Recorded data
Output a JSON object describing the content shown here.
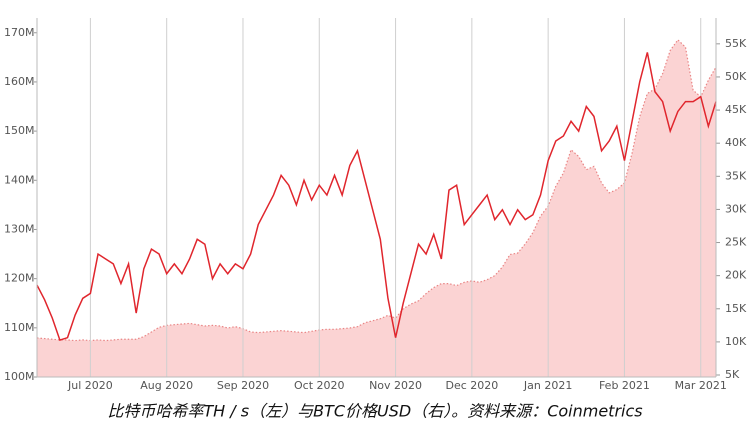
{
  "chart_data": {
    "type": "line",
    "title": "比特币哈希率TH / s（左）与BTC价格USD（右）。资料来源：Coinmetrics",
    "categories": [
      null,
      null,
      null,
      null,
      null,
      null,
      null,
      "Jul 2020",
      null,
      null,
      null,
      null,
      null,
      null,
      null,
      null,
      null,
      "Aug 2020",
      null,
      null,
      null,
      null,
      null,
      null,
      null,
      null,
      null,
      "Sep 2020",
      null,
      null,
      null,
      null,
      null,
      null,
      null,
      null,
      null,
      "Oct 2020",
      null,
      null,
      null,
      null,
      null,
      null,
      null,
      null,
      null,
      "Nov 2020",
      null,
      null,
      null,
      null,
      null,
      null,
      null,
      null,
      null,
      "Dec 2020",
      null,
      null,
      null,
      null,
      null,
      null,
      null,
      null,
      null,
      "Jan 2021",
      null,
      null,
      null,
      null,
      null,
      null,
      null,
      null,
      null,
      "Feb 2021",
      null,
      null,
      null,
      null,
      null,
      null,
      null,
      null,
      null,
      "Mar 2021",
      null,
      null
    ],
    "series": [
      {
        "type": "line",
        "color": "#e0262d",
        "values": [
          118.7,
          115.7,
          112,
          107.5,
          108,
          112.6,
          116,
          117,
          125,
          124,
          123,
          119,
          123,
          113,
          122,
          126,
          125,
          121,
          123,
          121,
          124,
          128,
          127,
          120,
          123,
          121,
          123,
          122,
          125,
          131,
          134,
          137,
          141,
          139,
          135,
          140,
          136,
          139,
          137,
          141,
          137,
          143,
          146,
          140,
          134,
          128,
          116,
          108,
          115,
          121,
          127,
          125,
          129,
          124,
          138,
          139,
          131,
          133,
          135,
          137,
          132,
          134,
          131,
          134,
          132,
          133,
          137,
          144,
          148,
          149,
          152,
          150,
          155,
          153,
          146,
          148,
          151,
          144,
          152,
          160,
          166,
          158,
          156,
          150,
          154,
          156,
          156,
          157,
          151,
          156
        ]
      },
      {
        "type": "area",
        "axis": "y2",
        "color": "#fbd3d3",
        "line_color": "#e98585",
        "values": [
          10.6,
          10.5,
          10.4,
          10.3,
          10.3,
          10.2,
          10.3,
          10.2,
          10.3,
          10.2,
          10.3,
          10.4,
          10.4,
          10.4,
          10.8,
          11.5,
          12.2,
          12.5,
          12.6,
          12.7,
          12.8,
          12.6,
          12.4,
          12.5,
          12.4,
          12.1,
          12.3,
          12.0,
          11.5,
          11.4,
          11.5,
          11.6,
          11.7,
          11.6,
          11.5,
          11.4,
          11.6,
          11.8,
          11.9,
          11.9,
          12.0,
          12.1,
          12.3,
          12.9,
          13.2,
          13.5,
          14.0,
          13.6,
          15.0,
          15.7,
          16.2,
          17.3,
          18.2,
          18.8,
          18.8,
          18.5,
          19.0,
          19.2,
          19.0,
          19.4,
          20.0,
          21.3,
          23.2,
          23.4,
          24.8,
          26.5,
          29.0,
          30.5,
          33.5,
          35.5,
          39.0,
          38.0,
          36.0,
          36.5,
          34.0,
          32.5,
          33.0,
          34.0,
          38.5,
          44.0,
          47.5,
          48.2,
          50.5,
          54.0,
          55.6,
          54.5,
          48.0,
          47.0,
          49.5,
          51.5
        ]
      }
    ],
    "ylim": [
      100,
      173
    ],
    "yticks": [
      {
        "value": 100,
        "label": "100M"
      },
      {
        "value": 110,
        "label": "110M"
      },
      {
        "value": 120,
        "label": "120M"
      },
      {
        "value": 130,
        "label": "130M"
      },
      {
        "value": 140,
        "label": "140M"
      },
      {
        "value": 150,
        "label": "150M"
      },
      {
        "value": 160,
        "label": "160M"
      },
      {
        "value": 170,
        "label": "170M"
      }
    ],
    "y2lim": [
      4.7,
      58.9
    ],
    "y2ticks": [
      {
        "value": 5,
        "label": "5K"
      },
      {
        "value": 10,
        "label": "10K"
      },
      {
        "value": 15,
        "label": "15K"
      },
      {
        "value": 20,
        "label": "20K"
      },
      {
        "value": 25,
        "label": "25K"
      },
      {
        "value": 30,
        "label": "30K"
      },
      {
        "value": 35,
        "label": "35K"
      },
      {
        "value": 40,
        "label": "40K"
      },
      {
        "value": 45,
        "label": "45K"
      },
      {
        "value": 50,
        "label": "50K"
      },
      {
        "value": 55,
        "label": "55K"
      }
    ],
    "grid": true
  }
}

### [EXERCISE DESCRIPTION]
Quote the preceding records in their entirety, excluding every picture.

### [EXERCISE ANSWER]
Output a JSON object describing the content shown here.
{
  "chart_data": {
    "type": "line",
    "title": "比特币哈希率TH / s（左）与BTC价格USD（右）。资料来源：Coinmetrics",
    "categories": [
      null,
      null,
      null,
      null,
      null,
      null,
      null,
      "Jul 2020",
      null,
      null,
      null,
      null,
      null,
      null,
      null,
      null,
      null,
      "Aug 2020",
      null,
      null,
      null,
      null,
      null,
      null,
      null,
      null,
      null,
      "Sep 2020",
      null,
      null,
      null,
      null,
      null,
      null,
      null,
      null,
      null,
      "Oct 2020",
      null,
      null,
      null,
      null,
      null,
      null,
      null,
      null,
      null,
      "Nov 2020",
      null,
      null,
      null,
      null,
      null,
      null,
      null,
      null,
      null,
      "Dec 2020",
      null,
      null,
      null,
      null,
      null,
      null,
      null,
      null,
      null,
      "Jan 2021",
      null,
      null,
      null,
      null,
      null,
      null,
      null,
      null,
      null,
      "Feb 2021",
      null,
      null,
      null,
      null,
      null,
      null,
      null,
      null,
      null,
      "Mar 2021",
      null,
      null
    ],
    "series": [
      {
        "type": "line",
        "color": "#e0262d",
        "values": [
          118.7,
          115.7,
          112,
          107.5,
          108,
          112.6,
          116,
          117,
          125,
          124,
          123,
          119,
          123,
          113,
          122,
          126,
          125,
          121,
          123,
          121,
          124,
          128,
          127,
          120,
          123,
          121,
          123,
          122,
          125,
          131,
          134,
          137,
          141,
          139,
          135,
          140,
          136,
          139,
          137,
          141,
          137,
          143,
          146,
          140,
          134,
          128,
          116,
          108,
          115,
          121,
          127,
          125,
          129,
          124,
          138,
          139,
          131,
          133,
          135,
          137,
          132,
          134,
          131,
          134,
          132,
          133,
          137,
          144,
          148,
          149,
          152,
          150,
          155,
          153,
          146,
          148,
          151,
          144,
          152,
          160,
          166,
          158,
          156,
          150,
          154,
          156,
          156,
          157,
          151,
          156
        ]
      },
      {
        "type": "area",
        "axis": "y2",
        "color": "#fbd3d3",
        "line_color": "#e98585",
        "values": [
          10.6,
          10.5,
          10.4,
          10.3,
          10.3,
          10.2,
          10.3,
          10.2,
          10.3,
          10.2,
          10.3,
          10.4,
          10.4,
          10.4,
          10.8,
          11.5,
          12.2,
          12.5,
          12.6,
          12.7,
          12.8,
          12.6,
          12.4,
          12.5,
          12.4,
          12.1,
          12.3,
          12.0,
          11.5,
          11.4,
          11.5,
          11.6,
          11.7,
          11.6,
          11.5,
          11.4,
          11.6,
          11.8,
          11.9,
          11.9,
          12.0,
          12.1,
          12.3,
          12.9,
          13.2,
          13.5,
          14.0,
          13.6,
          15.0,
          15.7,
          16.2,
          17.3,
          18.2,
          18.8,
          18.8,
          18.5,
          19.0,
          19.2,
          19.0,
          19.4,
          20.0,
          21.3,
          23.2,
          23.4,
          24.8,
          26.5,
          29.0,
          30.5,
          33.5,
          35.5,
          39.0,
          38.0,
          36.0,
          36.5,
          34.0,
          32.5,
          33.0,
          34.0,
          38.5,
          44.0,
          47.5,
          48.2,
          50.5,
          54.0,
          55.6,
          54.5,
          48.0,
          47.0,
          49.5,
          51.5
        ]
      }
    ],
    "ylim": [
      100,
      173
    ],
    "yticks": [
      {
        "value": 100,
        "label": "100M"
      },
      {
        "value": 110,
        "label": "110M"
      },
      {
        "value": 120,
        "label": "120M"
      },
      {
        "value": 130,
        "label": "130M"
      },
      {
        "value": 140,
        "label": "140M"
      },
      {
        "value": 150,
        "label": "150M"
      },
      {
        "value": 160,
        "label": "160M"
      },
      {
        "value": 170,
        "label": "170M"
      }
    ],
    "y2lim": [
      4.7,
      58.9
    ],
    "y2ticks": [
      {
        "value": 5,
        "label": "5K"
      },
      {
        "value": 10,
        "label": "10K"
      },
      {
        "value": 15,
        "label": "15K"
      },
      {
        "value": 20,
        "label": "20K"
      },
      {
        "value": 25,
        "label": "25K"
      },
      {
        "value": 30,
        "label": "30K"
      },
      {
        "value": 35,
        "label": "35K"
      },
      {
        "value": 40,
        "label": "40K"
      },
      {
        "value": 45,
        "label": "45K"
      },
      {
        "value": 50,
        "label": "50K"
      },
      {
        "value": 55,
        "label": "55K"
      }
    ],
    "grid": true
  }
}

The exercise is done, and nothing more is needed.